> Work to be completed
All entries are to be given again verbatim.

> Stored records
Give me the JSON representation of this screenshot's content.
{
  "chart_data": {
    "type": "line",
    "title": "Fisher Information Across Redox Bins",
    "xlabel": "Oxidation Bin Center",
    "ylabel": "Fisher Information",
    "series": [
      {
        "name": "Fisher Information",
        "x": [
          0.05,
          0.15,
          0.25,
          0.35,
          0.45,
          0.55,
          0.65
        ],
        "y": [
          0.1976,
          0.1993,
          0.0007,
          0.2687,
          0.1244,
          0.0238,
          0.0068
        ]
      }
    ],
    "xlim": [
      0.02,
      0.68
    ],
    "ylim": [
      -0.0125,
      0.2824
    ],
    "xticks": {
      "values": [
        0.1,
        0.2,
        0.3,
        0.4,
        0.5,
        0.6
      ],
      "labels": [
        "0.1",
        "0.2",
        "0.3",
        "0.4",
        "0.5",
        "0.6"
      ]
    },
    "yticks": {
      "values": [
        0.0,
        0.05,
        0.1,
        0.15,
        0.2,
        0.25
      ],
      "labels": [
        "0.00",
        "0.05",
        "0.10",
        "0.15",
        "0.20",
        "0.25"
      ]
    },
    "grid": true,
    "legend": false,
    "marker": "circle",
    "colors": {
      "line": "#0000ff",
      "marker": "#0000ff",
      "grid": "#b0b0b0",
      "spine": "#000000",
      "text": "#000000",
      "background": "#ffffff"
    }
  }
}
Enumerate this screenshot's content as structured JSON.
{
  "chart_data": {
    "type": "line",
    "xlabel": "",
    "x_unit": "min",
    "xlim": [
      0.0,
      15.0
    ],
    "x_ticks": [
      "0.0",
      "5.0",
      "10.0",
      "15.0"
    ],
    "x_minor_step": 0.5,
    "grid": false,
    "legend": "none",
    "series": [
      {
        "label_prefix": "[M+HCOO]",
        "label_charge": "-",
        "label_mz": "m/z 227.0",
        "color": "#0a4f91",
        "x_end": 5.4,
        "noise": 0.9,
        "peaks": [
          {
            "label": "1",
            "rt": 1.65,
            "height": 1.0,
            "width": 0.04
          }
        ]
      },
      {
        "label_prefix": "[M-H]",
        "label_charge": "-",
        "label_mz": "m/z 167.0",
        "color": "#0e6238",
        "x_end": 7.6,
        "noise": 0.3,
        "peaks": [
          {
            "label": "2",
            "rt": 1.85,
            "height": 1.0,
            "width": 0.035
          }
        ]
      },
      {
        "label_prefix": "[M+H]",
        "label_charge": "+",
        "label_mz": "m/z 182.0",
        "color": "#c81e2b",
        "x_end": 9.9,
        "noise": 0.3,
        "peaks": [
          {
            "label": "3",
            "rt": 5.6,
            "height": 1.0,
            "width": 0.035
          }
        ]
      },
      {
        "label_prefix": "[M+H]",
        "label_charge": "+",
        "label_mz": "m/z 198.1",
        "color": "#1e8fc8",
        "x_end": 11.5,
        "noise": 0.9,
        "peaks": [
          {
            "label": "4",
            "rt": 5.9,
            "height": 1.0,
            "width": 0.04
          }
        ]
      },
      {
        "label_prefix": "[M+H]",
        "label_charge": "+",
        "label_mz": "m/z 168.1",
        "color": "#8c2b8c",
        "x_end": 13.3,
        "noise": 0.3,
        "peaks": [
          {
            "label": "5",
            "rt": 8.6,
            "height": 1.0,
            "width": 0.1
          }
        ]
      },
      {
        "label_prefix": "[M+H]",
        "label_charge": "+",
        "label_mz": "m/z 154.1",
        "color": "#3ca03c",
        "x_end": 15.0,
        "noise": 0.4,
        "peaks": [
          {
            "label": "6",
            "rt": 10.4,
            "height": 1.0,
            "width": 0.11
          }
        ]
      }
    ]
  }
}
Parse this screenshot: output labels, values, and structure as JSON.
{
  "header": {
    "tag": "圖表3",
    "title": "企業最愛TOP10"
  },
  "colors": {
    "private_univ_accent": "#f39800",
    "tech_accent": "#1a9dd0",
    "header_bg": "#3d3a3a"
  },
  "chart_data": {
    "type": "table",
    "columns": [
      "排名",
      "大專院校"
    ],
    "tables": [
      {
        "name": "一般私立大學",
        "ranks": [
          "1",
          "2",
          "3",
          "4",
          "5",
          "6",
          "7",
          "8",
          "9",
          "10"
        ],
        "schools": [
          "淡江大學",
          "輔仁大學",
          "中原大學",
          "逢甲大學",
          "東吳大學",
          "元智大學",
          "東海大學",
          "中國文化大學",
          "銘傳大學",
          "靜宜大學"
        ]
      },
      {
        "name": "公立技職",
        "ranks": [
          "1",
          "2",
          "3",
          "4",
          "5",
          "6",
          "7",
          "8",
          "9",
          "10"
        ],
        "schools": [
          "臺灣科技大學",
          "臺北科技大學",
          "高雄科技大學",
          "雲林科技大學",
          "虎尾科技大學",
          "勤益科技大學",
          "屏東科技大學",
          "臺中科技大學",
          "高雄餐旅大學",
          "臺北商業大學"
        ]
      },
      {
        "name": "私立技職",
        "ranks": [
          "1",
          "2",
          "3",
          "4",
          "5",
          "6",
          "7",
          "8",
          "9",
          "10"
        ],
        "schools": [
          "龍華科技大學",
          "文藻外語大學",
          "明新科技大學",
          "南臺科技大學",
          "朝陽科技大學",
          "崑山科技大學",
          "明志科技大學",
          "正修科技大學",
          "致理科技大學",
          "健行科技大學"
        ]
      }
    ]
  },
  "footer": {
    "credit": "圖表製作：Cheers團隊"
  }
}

> Result of this exercise
Give me the JSON representation of this screenshot's content.
{
  "chart_data": {
    "type": "line",
    "title": "Fisher Information Across Redox Bins",
    "xlabel": "Oxidation Bin Center",
    "ylabel": "Fisher Information",
    "series": [
      {
        "name": "Fisher Information",
        "x": [
          0.05,
          0.15,
          0.25,
          0.35,
          0.45,
          0.55,
          0.65
        ],
        "y": [
          0.1976,
          0.1993,
          0.0007,
          0.2687,
          0.1244,
          0.0238,
          0.0068
        ]
      }
    ],
    "xlim": [
      0.02,
      0.68
    ],
    "ylim": [
      -0.0125,
      0.2824
    ],
    "xticks": {
      "values": [
        0.1,
        0.2,
        0.3,
        0.4,
        0.5,
        0.6
      ],
      "labels": [
        "0.1",
        "0.2",
        "0.3",
        "0.4",
        "0.5",
        "0.6"
      ]
    },
    "yticks": {
      "values": [
        0.0,
        0.05,
        0.1,
        0.15,
        0.2,
        0.25
      ],
      "labels": [
        "0.00",
        "0.05",
        "0.10",
        "0.15",
        "0.20",
        "0.25"
      ]
    },
    "grid": true,
    "legend": false,
    "marker": "circle",
    "colors": {
      "line": "#0000ff",
      "marker": "#0000ff",
      "grid": "#b0b0b0",
      "spine": "#000000",
      "text": "#000000",
      "background": "#ffffff"
    }
  }
}
Enumerate this screenshot's content as structured JSON.
{
  "chart_data": {
    "type": "line",
    "xlabel": "",
    "x_unit": "min",
    "xlim": [
      0.0,
      15.0
    ],
    "x_ticks": [
      "0.0",
      "5.0",
      "10.0",
      "15.0"
    ],
    "x_minor_step": 0.5,
    "grid": false,
    "legend": "none",
    "series": [
      {
        "label_prefix": "[M+HCOO]",
        "label_charge": "-",
        "label_mz": "m/z 227.0",
        "color": "#0a4f91",
        "x_end": 5.4,
        "noise": 0.9,
        "peaks": [
          {
            "label": "1",
            "rt": 1.65,
            "height": 1.0,
            "width": 0.04
          }
        ]
      },
      {
        "label_prefix": "[M-H]",
        "label_charge": "-",
        "label_mz": "m/z 167.0",
        "color": "#0e6238",
        "x_end": 7.6,
        "noise": 0.3,
        "peaks": [
          {
            "label": "2",
            "rt": 1.85,
            "height": 1.0,
            "width": 0.035
          }
        ]
      },
      {
        "label_prefix": "[M+H]",
        "label_charge": "+",
        "label_mz": "m/z 182.0",
        "color": "#c81e2b",
        "x_end": 9.9,
        "noise": 0.3,
        "peaks": [
          {
            "label": "3",
            "rt": 5.6,
            "height": 1.0,
            "width": 0.035
          }
        ]
      },
      {
        "label_prefix": "[M+H]",
        "label_charge": "+",
        "label_mz": "m/z 198.1",
        "color": "#1e8fc8",
        "x_end": 11.5,
        "noise": 0.9,
        "peaks": [
          {
            "label": "4",
            "rt": 5.9,
            "height": 1.0,
            "width": 0.04
          }
        ]
      },
      {
        "label_prefix": "[M+H]",
        "label_charge": "+",
        "label_mz": "m/z 168.1",
        "color": "#8c2b8c",
        "x_end": 13.3,
        "noise": 0.3,
        "peaks": [
          {
            "label": "5",
            "rt": 8.6,
            "height": 1.0,
            "width": 0.1
          }
        ]
      },
      {
        "label_prefix": "[M+H]",
        "label_charge": "+",
        "label_mz": "m/z 154.1",
        "color": "#3ca03c",
        "x_end": 15.0,
        "noise": 0.4,
        "peaks": [
          {
            "label": "6",
            "rt": 10.4,
            "height": 1.0,
            "width": 0.11
          }
        ]
      }
    ]
  }
}
Parse this screenshot: output labels, values, and structure as JSON.
{
  "header": {
    "tag": "圖表3",
    "title": "企業最愛TOP10"
  },
  "colors": {
    "private_univ_accent": "#f39800",
    "tech_accent": "#1a9dd0",
    "header_bg": "#3d3a3a"
  },
  "chart_data": {
    "type": "table",
    "columns": [
      "排名",
      "大專院校"
    ],
    "tables": [
      {
        "name": "一般私立大學",
        "ranks": [
          "1",
          "2",
          "3",
          "4",
          "5",
          "6",
          "7",
          "8",
          "9",
          "10"
        ],
        "schools": [
          "淡江大學",
          "輔仁大學",
          "中原大學",
          "逢甲大學",
          "東吳大學",
          "元智大學",
          "東海大學",
          "中國文化大學",
          "銘傳大學",
          "靜宜大學"
        ]
      },
      {
        "name": "公立技職",
        "ranks": [
          "1",
          "2",
          "3",
          "4",
          "5",
          "6",
          "7",
          "8",
          "9",
          "10"
        ],
        "schools": [
          "臺灣科技大學",
          "臺北科技大學",
          "高雄科技大學",
          "雲林科技大學",
          "虎尾科技大學",
          "勤益科技大學",
          "屏東科技大學",
          "臺中科技大學",
          "高雄餐旅大學",
          "臺北商業大學"
        ]
      },
      {
        "name": "私立技職",
        "ranks": [
          "1",
          "2",
          "3",
          "4",
          "5",
          "6",
          "7",
          "8",
          "9",
          "10"
        ],
        "schools": [
          "龍華科技大學",
          "文藻外語大學",
          "明新科技大學",
          "南臺科技大學",
          "朝陽科技大學",
          "崑山科技大學",
          "明志科技大學",
          "正修科技大學",
          "致理科技大學",
          "健行科技大學"
        ]
      }
    ]
  },
  "footer": {
    "credit": "圖表製作：Cheers團隊"
  }
}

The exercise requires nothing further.